* **Aim**
Filter the entries below, keeping every line that has the word "Options".

* **Given entries**
╭──

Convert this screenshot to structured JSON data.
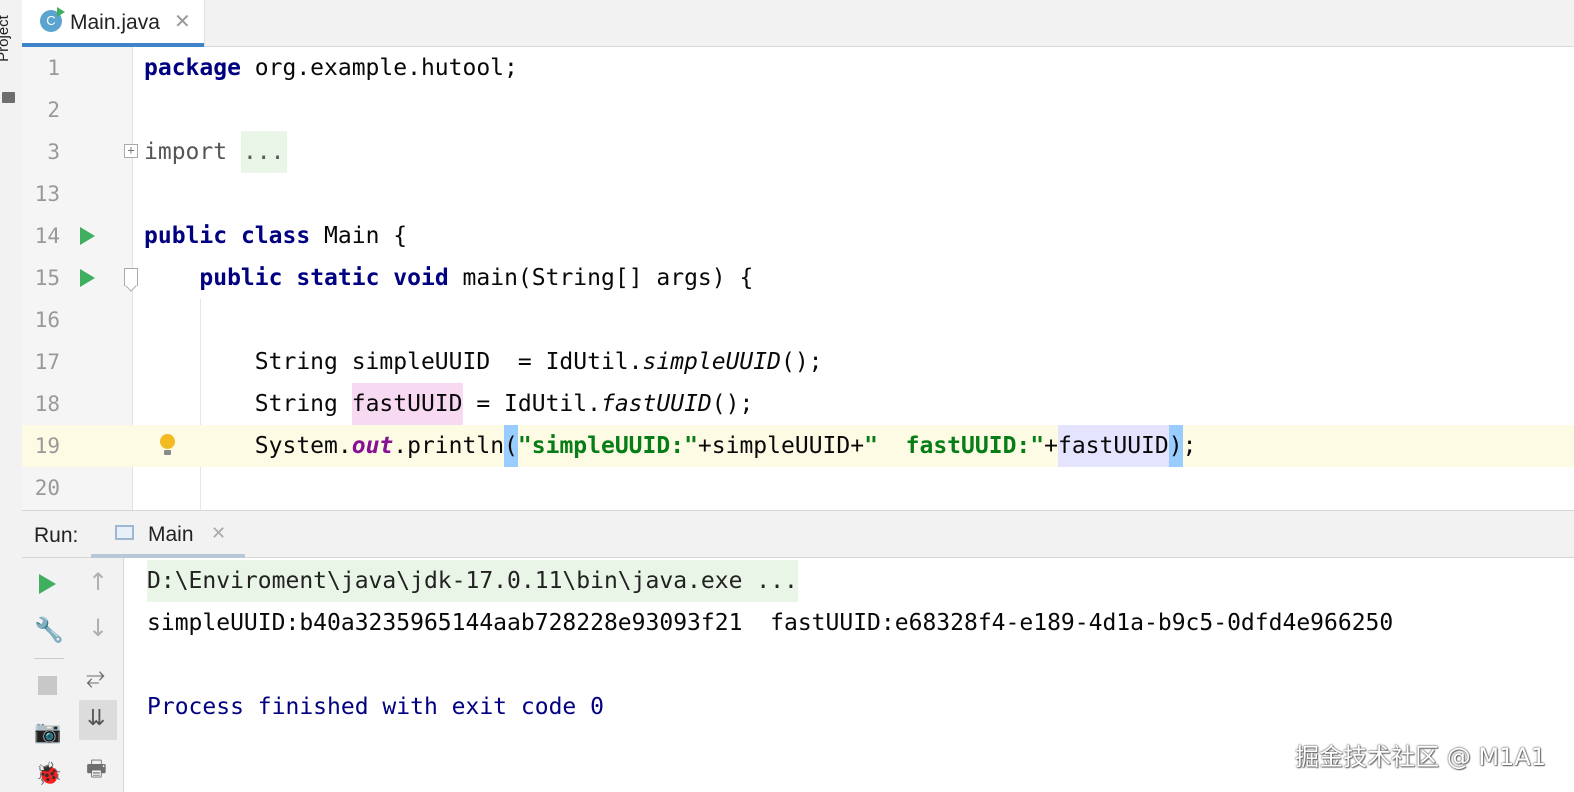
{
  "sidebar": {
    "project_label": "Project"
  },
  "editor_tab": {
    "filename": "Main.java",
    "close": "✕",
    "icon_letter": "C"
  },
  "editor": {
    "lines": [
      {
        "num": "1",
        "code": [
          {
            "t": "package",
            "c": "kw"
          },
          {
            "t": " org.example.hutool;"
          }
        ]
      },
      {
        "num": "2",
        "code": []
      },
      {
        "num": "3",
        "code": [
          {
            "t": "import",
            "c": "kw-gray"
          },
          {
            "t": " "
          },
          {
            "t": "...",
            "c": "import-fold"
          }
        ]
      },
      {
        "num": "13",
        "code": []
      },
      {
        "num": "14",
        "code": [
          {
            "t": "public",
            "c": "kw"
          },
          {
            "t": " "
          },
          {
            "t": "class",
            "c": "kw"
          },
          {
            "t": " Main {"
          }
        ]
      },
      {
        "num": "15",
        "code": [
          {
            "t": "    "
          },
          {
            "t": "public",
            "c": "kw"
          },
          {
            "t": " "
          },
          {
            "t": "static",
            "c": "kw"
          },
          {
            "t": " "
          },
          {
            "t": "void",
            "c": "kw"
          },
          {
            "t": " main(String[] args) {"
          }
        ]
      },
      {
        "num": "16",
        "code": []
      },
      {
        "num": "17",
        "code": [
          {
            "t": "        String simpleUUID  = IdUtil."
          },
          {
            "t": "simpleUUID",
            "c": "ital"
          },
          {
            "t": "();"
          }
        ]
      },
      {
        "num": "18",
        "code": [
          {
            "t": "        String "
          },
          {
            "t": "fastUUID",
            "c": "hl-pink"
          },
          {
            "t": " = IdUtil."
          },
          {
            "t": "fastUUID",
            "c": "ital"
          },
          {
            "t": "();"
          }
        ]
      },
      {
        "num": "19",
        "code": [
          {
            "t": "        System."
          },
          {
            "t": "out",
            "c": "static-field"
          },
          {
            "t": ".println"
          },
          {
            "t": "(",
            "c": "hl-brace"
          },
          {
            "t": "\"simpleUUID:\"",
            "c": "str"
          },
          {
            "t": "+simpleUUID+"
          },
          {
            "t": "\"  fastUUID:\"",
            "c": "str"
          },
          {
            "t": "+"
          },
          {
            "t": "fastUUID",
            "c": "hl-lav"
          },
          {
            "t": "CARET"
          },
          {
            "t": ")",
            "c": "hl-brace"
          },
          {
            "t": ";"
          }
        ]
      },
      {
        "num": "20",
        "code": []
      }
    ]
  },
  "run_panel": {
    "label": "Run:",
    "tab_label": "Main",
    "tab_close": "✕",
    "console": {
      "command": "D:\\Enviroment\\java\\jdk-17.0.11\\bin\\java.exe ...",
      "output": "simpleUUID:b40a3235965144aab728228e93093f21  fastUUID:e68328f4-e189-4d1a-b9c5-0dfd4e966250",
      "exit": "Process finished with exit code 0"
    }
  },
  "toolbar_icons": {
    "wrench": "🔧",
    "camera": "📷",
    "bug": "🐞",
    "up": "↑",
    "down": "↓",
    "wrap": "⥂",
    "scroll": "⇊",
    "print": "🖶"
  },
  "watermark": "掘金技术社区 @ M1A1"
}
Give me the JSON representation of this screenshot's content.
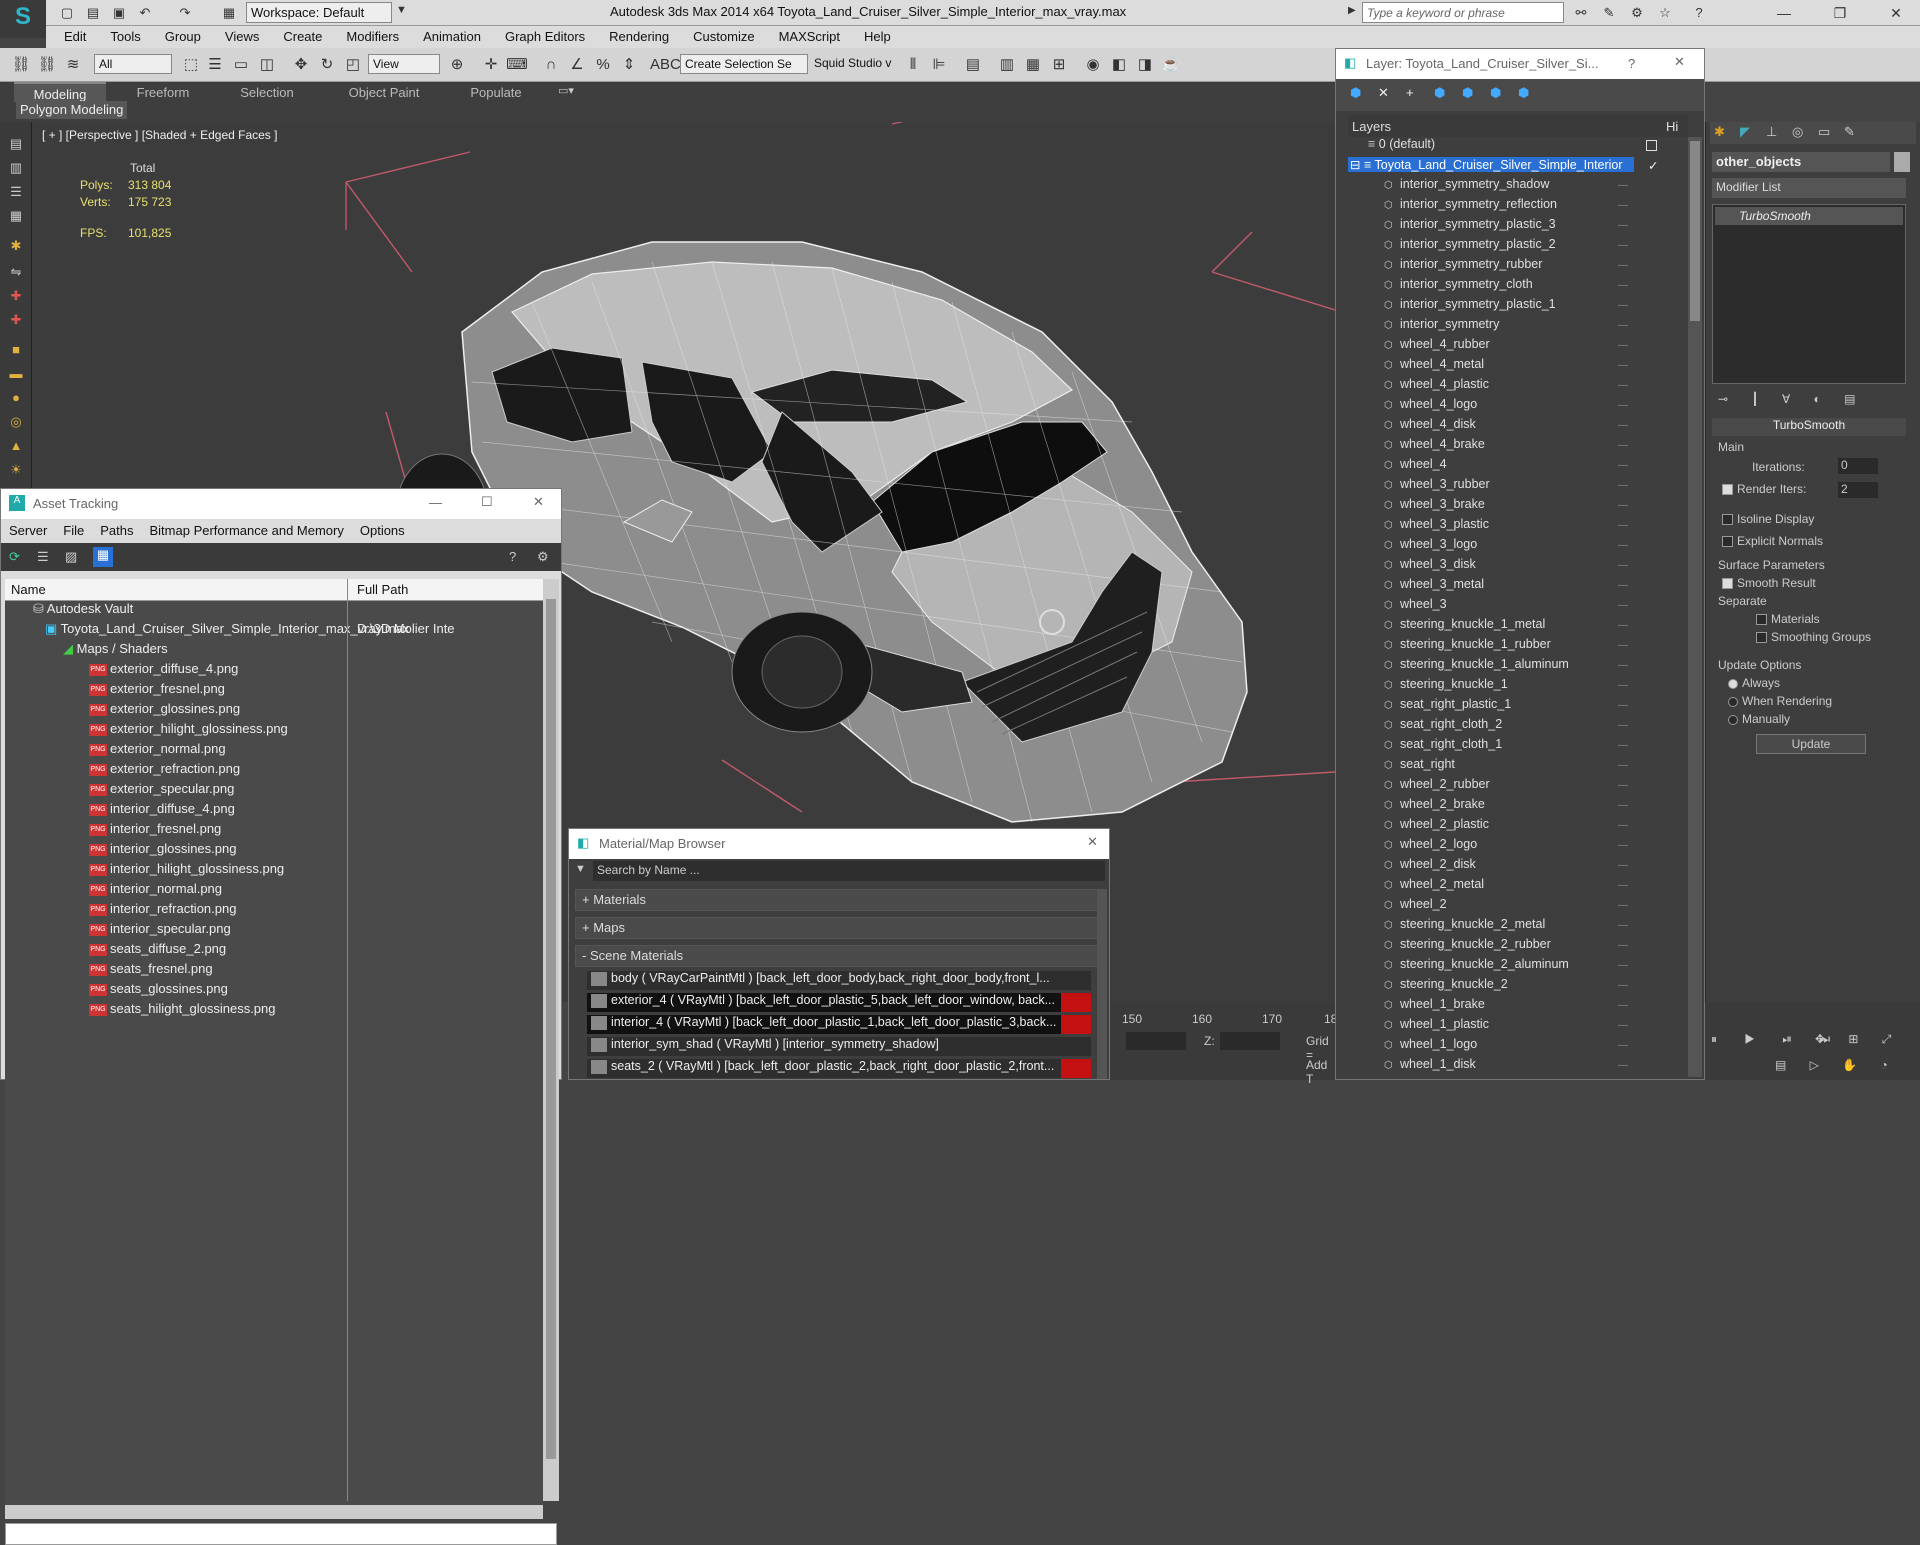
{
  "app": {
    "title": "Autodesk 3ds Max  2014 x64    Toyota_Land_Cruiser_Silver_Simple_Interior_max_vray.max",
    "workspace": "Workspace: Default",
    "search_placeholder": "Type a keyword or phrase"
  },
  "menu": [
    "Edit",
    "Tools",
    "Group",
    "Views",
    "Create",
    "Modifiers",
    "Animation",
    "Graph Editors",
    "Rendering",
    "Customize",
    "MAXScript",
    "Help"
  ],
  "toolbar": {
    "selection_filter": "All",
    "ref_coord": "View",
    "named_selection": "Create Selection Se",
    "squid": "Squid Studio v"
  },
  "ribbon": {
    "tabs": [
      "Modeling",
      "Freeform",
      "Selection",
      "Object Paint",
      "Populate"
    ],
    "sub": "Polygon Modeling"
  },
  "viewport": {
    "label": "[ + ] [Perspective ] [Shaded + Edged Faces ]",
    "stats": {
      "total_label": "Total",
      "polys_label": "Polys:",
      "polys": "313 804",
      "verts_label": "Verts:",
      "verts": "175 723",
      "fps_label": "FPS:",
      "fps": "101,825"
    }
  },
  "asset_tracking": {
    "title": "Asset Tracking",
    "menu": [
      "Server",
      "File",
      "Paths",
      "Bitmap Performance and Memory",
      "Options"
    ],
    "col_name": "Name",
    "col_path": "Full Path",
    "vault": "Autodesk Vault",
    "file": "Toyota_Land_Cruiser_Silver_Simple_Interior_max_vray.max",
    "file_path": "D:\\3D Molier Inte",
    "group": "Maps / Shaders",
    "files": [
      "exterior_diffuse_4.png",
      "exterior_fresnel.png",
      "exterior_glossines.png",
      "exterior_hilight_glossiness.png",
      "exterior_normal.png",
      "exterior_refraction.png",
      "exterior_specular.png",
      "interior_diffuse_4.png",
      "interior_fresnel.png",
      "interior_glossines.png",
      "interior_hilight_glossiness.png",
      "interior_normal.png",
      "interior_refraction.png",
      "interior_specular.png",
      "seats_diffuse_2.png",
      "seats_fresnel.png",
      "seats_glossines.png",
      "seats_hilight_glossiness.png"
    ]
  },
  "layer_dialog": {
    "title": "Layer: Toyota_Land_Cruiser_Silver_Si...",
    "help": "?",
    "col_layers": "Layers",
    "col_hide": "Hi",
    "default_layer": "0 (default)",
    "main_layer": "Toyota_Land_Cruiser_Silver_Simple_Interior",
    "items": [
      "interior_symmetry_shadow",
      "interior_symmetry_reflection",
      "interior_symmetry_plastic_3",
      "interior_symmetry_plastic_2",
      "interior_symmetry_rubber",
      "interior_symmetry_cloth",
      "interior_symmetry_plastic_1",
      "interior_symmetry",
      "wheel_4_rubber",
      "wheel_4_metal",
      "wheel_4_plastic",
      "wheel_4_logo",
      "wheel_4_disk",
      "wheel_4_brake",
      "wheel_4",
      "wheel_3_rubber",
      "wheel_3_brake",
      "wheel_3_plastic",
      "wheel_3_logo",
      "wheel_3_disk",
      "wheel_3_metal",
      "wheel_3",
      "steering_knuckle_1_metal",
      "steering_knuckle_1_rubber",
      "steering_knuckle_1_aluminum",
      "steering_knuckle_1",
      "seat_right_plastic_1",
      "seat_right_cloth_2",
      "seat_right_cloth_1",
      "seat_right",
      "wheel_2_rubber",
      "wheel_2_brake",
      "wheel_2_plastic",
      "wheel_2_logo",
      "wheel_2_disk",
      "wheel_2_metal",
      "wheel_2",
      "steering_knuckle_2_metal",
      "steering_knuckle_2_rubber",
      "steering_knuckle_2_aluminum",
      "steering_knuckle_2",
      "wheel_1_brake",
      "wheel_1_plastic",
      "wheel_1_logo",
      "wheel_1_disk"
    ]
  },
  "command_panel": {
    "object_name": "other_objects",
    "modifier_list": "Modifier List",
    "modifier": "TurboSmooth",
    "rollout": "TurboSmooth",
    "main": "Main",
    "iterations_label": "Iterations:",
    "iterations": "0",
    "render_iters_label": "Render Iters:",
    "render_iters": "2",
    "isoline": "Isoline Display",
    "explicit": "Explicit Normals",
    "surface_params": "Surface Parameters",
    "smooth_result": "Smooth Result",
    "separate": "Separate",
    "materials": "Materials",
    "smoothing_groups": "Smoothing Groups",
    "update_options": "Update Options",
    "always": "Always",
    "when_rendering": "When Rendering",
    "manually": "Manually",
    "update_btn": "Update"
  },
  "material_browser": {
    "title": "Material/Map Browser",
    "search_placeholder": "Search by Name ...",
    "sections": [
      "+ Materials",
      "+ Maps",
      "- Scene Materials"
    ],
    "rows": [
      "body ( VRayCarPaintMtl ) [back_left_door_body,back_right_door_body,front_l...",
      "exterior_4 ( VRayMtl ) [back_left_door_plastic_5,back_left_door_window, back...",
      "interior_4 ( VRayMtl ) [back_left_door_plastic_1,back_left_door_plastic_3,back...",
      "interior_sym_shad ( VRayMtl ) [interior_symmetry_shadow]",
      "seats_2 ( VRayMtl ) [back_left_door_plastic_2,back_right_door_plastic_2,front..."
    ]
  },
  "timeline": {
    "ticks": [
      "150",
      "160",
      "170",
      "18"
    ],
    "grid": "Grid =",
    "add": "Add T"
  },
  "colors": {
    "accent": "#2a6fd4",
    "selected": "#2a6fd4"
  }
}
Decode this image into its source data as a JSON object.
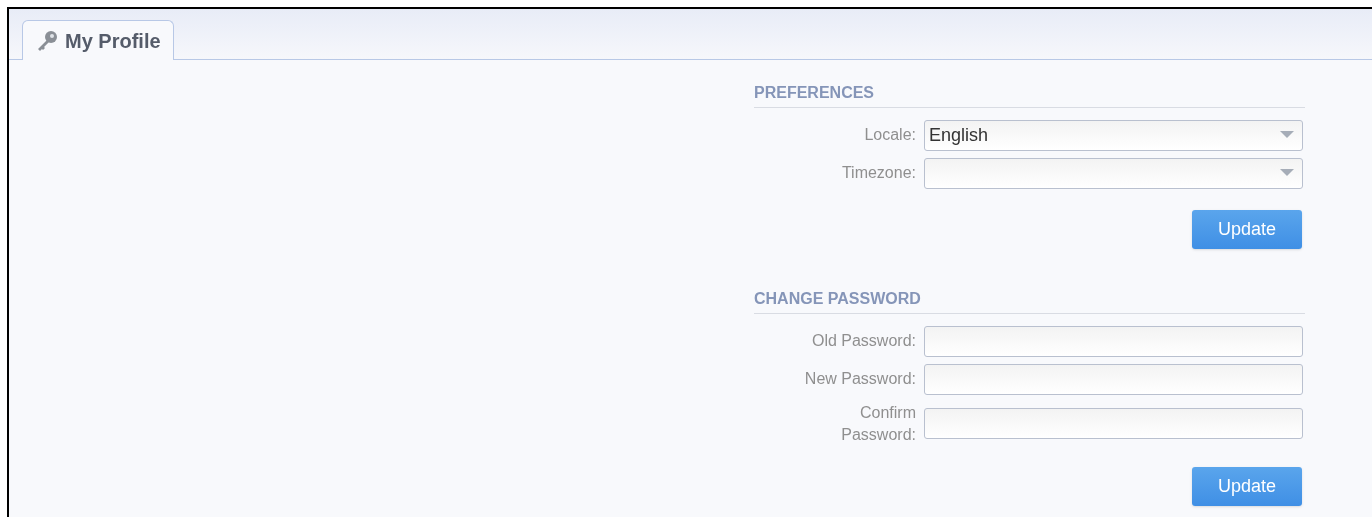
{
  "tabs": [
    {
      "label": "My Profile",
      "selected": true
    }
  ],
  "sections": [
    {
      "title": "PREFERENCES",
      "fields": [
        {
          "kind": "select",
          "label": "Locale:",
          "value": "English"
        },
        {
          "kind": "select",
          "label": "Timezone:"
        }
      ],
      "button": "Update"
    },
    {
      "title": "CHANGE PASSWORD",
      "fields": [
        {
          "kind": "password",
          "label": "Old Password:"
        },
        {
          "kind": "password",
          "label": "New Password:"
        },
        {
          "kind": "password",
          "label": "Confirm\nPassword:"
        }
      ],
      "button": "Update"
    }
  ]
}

╰──

* **Task result**
      "Options"
    "update_options": "Update Options",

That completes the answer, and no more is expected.